---------- INPUT ROWS
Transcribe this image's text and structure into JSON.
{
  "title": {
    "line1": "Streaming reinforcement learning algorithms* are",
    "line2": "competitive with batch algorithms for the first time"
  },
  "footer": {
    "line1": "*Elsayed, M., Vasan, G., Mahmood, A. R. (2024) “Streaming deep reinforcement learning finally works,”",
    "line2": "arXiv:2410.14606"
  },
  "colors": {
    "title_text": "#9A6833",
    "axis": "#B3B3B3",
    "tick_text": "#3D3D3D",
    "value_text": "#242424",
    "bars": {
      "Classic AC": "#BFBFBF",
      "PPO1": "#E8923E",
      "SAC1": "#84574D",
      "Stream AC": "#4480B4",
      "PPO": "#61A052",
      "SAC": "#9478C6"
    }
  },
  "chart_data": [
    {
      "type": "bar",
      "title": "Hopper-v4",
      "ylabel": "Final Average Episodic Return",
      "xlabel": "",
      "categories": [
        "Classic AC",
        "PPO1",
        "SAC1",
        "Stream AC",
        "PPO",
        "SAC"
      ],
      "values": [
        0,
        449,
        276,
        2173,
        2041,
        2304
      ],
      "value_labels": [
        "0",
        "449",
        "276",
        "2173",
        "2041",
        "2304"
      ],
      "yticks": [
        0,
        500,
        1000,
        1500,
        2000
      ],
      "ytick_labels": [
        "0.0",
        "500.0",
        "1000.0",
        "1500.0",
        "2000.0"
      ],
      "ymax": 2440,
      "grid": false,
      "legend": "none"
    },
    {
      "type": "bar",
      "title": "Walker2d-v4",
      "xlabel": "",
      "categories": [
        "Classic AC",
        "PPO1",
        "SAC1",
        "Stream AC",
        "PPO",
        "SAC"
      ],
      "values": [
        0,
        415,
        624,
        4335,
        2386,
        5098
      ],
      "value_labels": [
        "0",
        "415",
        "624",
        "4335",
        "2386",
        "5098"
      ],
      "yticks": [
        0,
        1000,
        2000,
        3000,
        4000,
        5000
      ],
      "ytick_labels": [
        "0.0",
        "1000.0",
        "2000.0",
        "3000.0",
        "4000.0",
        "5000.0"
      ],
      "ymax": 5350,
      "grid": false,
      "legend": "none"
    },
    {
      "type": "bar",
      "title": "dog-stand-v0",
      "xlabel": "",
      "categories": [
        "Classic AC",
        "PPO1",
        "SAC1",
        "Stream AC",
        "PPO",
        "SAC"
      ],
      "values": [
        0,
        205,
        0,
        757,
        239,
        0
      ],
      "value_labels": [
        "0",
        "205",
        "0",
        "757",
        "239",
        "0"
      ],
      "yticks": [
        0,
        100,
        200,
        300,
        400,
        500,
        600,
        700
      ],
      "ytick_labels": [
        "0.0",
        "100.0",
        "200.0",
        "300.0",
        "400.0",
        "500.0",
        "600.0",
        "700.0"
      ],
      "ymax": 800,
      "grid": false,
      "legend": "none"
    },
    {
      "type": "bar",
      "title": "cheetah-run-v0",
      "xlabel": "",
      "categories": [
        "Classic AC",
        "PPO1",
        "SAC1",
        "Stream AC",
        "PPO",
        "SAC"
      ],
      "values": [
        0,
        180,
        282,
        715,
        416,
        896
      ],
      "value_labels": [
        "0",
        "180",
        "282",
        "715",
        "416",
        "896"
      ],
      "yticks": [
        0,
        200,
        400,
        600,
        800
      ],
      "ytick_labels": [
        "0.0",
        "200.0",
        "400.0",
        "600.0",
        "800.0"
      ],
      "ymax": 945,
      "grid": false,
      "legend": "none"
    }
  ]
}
--------------------
**GOAL**
Above are some records; repeat all of them exactly.

**FULL SOLUTION**
Transcribe this image's text and structure into JSON.
{
  "title": {
    "line1": "Streaming reinforcement learning algorithms* are",
    "line2": "competitive with batch algorithms for the first time"
  },
  "footer": {
    "line1": "*Elsayed, M., Vasan, G., Mahmood, A. R. (2024) “Streaming deep reinforcement learning finally works,”",
    "line2": "arXiv:2410.14606"
  },
  "colors": {
    "title_text": "#9A6833",
    "axis": "#B3B3B3",
    "tick_text": "#3D3D3D",
    "value_text": "#242424",
    "bars": {
      "Classic AC": "#BFBFBF",
      "PPO1": "#E8923E",
      "SAC1": "#84574D",
      "Stream AC": "#4480B4",
      "PPO": "#61A052",
      "SAC": "#9478C6"
    }
  },
  "chart_data": [
    {
      "type": "bar",
      "title": "Hopper-v4",
      "ylabel": "Final Average Episodic Return",
      "xlabel": "",
      "categories": [
        "Classic AC",
        "PPO1",
        "SAC1",
        "Stream AC",
        "PPO",
        "SAC"
      ],
      "values": [
        0,
        449,
        276,
        2173,
        2041,
        2304
      ],
      "value_labels": [
        "0",
        "449",
        "276",
        "2173",
        "2041",
        "2304"
      ],
      "yticks": [
        0,
        500,
        1000,
        1500,
        2000
      ],
      "ytick_labels": [
        "0.0",
        "500.0",
        "1000.0",
        "1500.0",
        "2000.0"
      ],
      "ymax": 2440,
      "grid": false,
      "legend": "none"
    },
    {
      "type": "bar",
      "title": "Walker2d-v4",
      "xlabel": "",
      "categories": [
        "Classic AC",
        "PPO1",
        "SAC1",
        "Stream AC",
        "PPO",
        "SAC"
      ],
      "values": [
        0,
        415,
        624,
        4335,
        2386,
        5098
      ],
      "value_labels": [
        "0",
        "415",
        "624",
        "4335",
        "2386",
        "5098"
      ],
      "yticks": [
        0,
        1000,
        2000,
        3000,
        4000,
        5000
      ],
      "ytick_labels": [
        "0.0",
        "1000.0",
        "2000.0",
        "3000.0",
        "4000.0",
        "5000.0"
      ],
      "ymax": 5350,
      "grid": false,
      "legend": "none"
    },
    {
      "type": "bar",
      "title": "dog-stand-v0",
      "xlabel": "",
      "categories": [
        "Classic AC",
        "PPO1",
        "SAC1",
        "Stream AC",
        "PPO",
        "SAC"
      ],
      "values": [
        0,
        205,
        0,
        757,
        239,
        0
      ],
      "value_labels": [
        "0",
        "205",
        "0",
        "757",
        "239",
        "0"
      ],
      "yticks": [
        0,
        100,
        200,
        300,
        400,
        500,
        600,
        700
      ],
      "ytick_labels": [
        "0.0",
        "100.0",
        "200.0",
        "300.0",
        "400.0",
        "500.0",
        "600.0",
        "700.0"
      ],
      "ymax": 800,
      "grid": false,
      "legend": "none"
    },
    {
      "type": "bar",
      "title": "cheetah-run-v0",
      "xlabel": "",
      "categories": [
        "Classic AC",
        "PPO1",
        "SAC1",
        "Stream AC",
        "PPO",
        "SAC"
      ],
      "values": [
        0,
        180,
        282,
        715,
        416,
        896
      ],
      "value_labels": [
        "0",
        "180",
        "282",
        "715",
        "416",
        "896"
      ],
      "yticks": [
        0,
        200,
        400,
        600,
        800
      ],
      "ytick_labels": [
        "0.0",
        "200.0",
        "400.0",
        "600.0",
        "800.0"
      ],
      "ymax": 945,
      "grid": false,
      "legend": "none"
    }
  ]
}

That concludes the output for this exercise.